Task
The line containing "Read the values" marks the start of the required copy, which runs to the final line of the entries; return those lines exactly, without any pictures.

[Chart and figure data]
---*---

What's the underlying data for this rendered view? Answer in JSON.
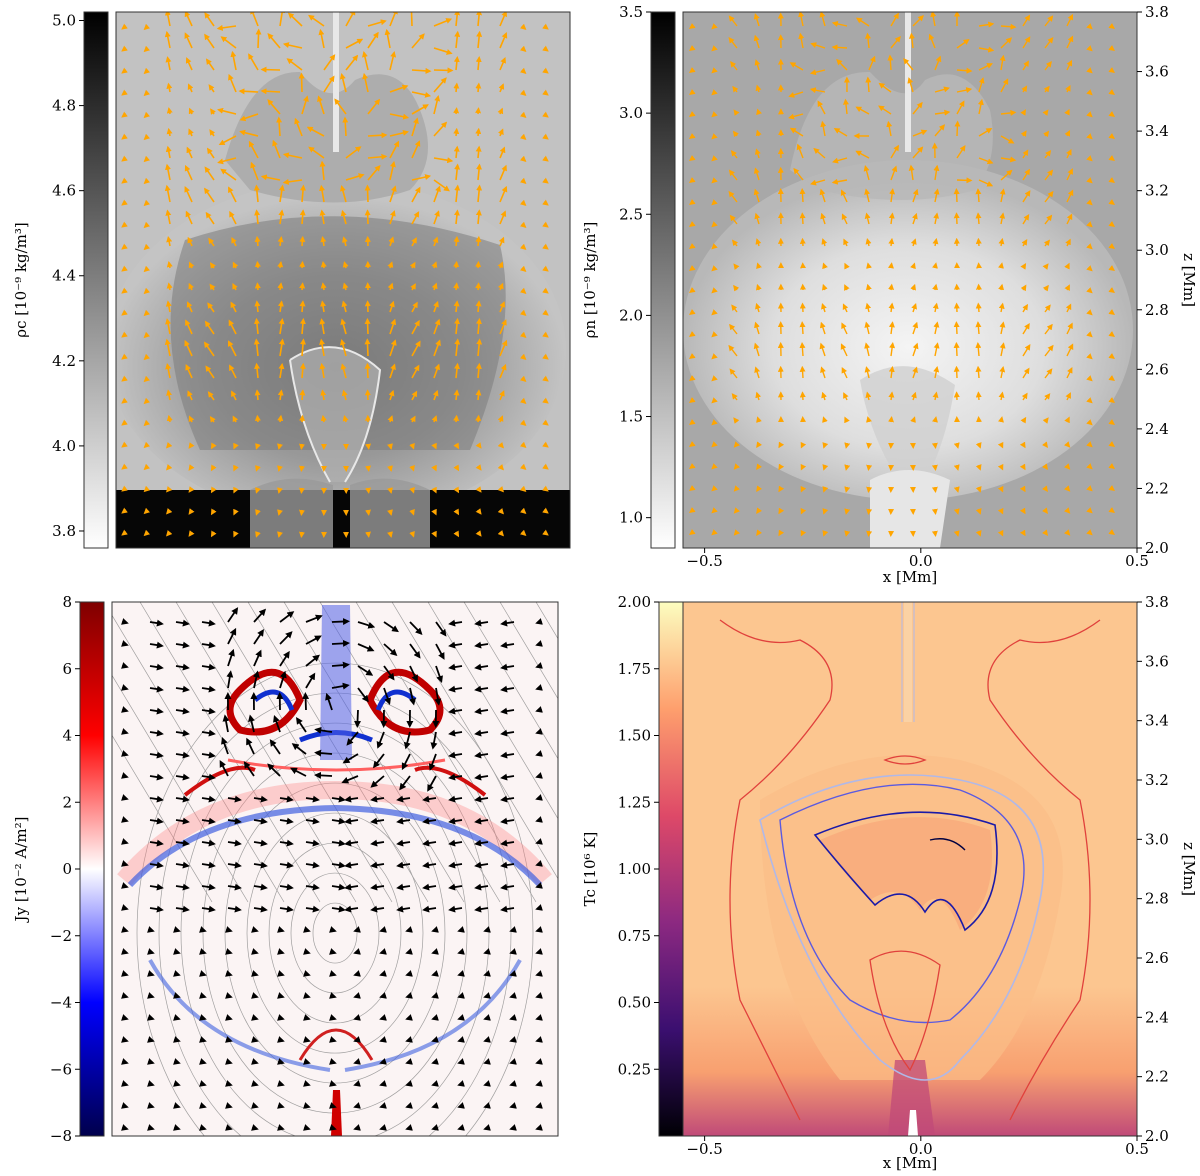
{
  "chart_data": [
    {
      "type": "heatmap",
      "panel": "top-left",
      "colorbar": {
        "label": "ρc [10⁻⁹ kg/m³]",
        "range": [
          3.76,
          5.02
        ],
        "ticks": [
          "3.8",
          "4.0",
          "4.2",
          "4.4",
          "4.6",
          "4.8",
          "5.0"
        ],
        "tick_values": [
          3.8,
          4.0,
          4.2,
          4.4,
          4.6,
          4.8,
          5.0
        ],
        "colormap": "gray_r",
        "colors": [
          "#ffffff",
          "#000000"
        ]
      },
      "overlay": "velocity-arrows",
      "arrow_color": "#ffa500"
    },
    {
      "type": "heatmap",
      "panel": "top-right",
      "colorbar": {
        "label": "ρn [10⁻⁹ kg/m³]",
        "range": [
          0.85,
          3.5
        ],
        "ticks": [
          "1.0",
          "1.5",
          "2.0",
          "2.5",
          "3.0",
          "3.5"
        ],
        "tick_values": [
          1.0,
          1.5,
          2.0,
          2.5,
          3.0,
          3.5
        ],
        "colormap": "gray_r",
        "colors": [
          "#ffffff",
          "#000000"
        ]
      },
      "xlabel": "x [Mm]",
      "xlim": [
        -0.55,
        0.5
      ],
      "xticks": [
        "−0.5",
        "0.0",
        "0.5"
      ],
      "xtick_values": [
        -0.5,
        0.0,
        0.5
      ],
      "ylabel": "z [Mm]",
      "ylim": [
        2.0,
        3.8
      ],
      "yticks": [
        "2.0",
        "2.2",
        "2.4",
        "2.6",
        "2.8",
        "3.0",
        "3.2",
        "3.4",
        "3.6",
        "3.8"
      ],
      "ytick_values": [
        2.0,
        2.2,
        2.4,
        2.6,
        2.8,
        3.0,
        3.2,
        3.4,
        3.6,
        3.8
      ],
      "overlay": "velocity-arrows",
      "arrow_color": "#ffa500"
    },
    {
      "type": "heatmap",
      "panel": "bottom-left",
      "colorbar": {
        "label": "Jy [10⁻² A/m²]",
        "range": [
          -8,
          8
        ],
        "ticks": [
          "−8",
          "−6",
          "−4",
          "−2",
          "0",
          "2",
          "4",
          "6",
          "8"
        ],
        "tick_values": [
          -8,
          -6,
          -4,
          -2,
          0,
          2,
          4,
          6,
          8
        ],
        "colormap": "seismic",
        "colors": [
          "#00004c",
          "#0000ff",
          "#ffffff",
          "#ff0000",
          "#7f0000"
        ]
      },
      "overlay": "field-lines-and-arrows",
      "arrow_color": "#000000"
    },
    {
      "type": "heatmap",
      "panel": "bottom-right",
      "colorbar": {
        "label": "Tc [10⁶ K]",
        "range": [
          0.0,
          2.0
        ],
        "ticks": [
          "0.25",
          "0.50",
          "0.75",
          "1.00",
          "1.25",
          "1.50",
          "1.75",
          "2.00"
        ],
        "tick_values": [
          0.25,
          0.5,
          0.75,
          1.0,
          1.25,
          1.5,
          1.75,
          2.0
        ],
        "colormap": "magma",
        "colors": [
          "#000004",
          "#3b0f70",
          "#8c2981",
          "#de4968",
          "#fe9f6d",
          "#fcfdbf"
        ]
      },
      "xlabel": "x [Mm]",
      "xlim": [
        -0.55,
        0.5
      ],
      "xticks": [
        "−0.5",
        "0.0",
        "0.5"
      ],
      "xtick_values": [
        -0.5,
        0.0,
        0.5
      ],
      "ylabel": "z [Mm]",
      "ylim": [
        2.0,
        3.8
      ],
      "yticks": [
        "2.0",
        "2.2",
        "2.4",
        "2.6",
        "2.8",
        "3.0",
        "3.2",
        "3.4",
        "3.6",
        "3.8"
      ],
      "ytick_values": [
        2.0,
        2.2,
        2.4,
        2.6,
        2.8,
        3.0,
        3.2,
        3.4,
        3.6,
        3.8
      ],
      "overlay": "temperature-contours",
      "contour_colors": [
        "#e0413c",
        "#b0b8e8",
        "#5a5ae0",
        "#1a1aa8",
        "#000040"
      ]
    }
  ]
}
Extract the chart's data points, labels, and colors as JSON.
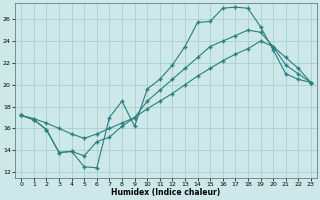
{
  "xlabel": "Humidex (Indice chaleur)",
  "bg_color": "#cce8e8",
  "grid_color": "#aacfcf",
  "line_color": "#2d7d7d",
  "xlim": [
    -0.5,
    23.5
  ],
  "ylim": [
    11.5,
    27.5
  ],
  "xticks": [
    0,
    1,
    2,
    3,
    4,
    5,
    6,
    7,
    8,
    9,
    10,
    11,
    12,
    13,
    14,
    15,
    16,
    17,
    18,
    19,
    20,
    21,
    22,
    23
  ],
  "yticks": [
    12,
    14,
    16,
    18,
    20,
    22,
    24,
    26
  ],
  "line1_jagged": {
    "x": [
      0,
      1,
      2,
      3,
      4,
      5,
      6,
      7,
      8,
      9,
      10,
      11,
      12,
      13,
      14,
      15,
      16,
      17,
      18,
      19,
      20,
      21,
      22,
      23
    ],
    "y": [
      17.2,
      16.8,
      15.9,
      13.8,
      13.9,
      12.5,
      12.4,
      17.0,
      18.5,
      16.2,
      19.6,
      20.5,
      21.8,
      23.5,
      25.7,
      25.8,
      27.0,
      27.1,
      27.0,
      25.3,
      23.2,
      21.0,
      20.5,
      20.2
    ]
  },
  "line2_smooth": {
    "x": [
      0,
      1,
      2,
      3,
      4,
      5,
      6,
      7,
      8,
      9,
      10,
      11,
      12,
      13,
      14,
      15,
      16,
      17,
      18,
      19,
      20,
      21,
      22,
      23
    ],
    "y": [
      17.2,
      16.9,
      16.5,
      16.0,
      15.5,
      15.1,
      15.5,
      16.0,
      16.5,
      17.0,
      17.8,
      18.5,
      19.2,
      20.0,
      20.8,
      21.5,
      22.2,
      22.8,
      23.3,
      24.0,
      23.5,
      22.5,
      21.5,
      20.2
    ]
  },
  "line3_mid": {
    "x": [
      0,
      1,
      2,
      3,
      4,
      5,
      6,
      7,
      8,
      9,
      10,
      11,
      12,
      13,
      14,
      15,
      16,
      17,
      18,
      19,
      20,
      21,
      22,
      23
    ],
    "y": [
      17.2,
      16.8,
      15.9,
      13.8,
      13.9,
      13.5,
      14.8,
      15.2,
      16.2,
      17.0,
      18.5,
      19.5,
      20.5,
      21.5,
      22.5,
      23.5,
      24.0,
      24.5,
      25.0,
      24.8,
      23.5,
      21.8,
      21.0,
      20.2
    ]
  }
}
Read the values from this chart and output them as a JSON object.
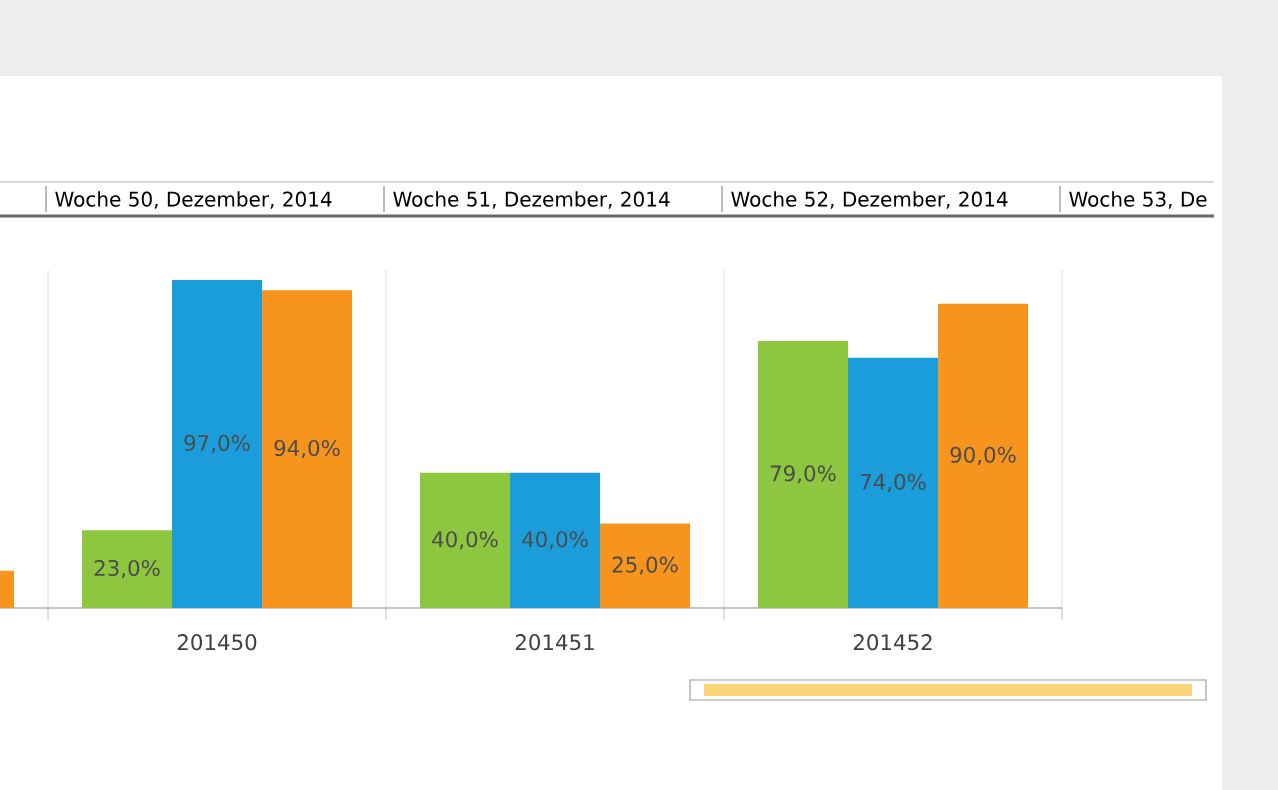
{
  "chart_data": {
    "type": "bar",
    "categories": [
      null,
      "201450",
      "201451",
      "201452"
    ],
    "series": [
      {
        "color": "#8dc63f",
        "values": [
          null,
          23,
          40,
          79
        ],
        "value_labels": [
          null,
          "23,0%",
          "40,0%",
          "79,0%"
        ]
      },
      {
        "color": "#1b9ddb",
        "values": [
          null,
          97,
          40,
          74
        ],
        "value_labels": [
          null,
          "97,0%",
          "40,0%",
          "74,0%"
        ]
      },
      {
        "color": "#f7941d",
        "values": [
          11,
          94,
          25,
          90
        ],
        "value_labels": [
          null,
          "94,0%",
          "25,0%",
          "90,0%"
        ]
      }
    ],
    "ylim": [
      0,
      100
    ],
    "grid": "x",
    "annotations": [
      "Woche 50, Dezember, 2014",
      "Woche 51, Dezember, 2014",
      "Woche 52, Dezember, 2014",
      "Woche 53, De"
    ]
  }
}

---*---

Written answer
Read the values from this chart and output them as a JSON object.
{
  "chart_data": {
    "type": "bar",
    "categories": [
      null,
      "201450",
      "201451",
      "201452"
    ],
    "series": [
      {
        "color": "#8dc63f",
        "values": [
          null,
          23,
          40,
          79
        ],
        "value_labels": [
          null,
          "23,0%",
          "40,0%",
          "79,0%"
        ]
      },
      {
        "color": "#1b9ddb",
        "values": [
          null,
          97,
          40,
          74
        ],
        "value_labels": [
          null,
          "97,0%",
          "40,0%",
          "74,0%"
        ]
      },
      {
        "color": "#f7941d",
        "values": [
          11,
          94,
          25,
          90
        ],
        "value_labels": [
          null,
          "94,0%",
          "25,0%",
          "90,0%"
        ]
      }
    ],
    "ylim": [
      0,
      100
    ],
    "grid": "x",
    "annotations": [
      "Woche 50, Dezember, 2014",
      "Woche 51, Dezember, 2014",
      "Woche 52, Dezember, 2014",
      "Woche 53, De"
    ]
  }
}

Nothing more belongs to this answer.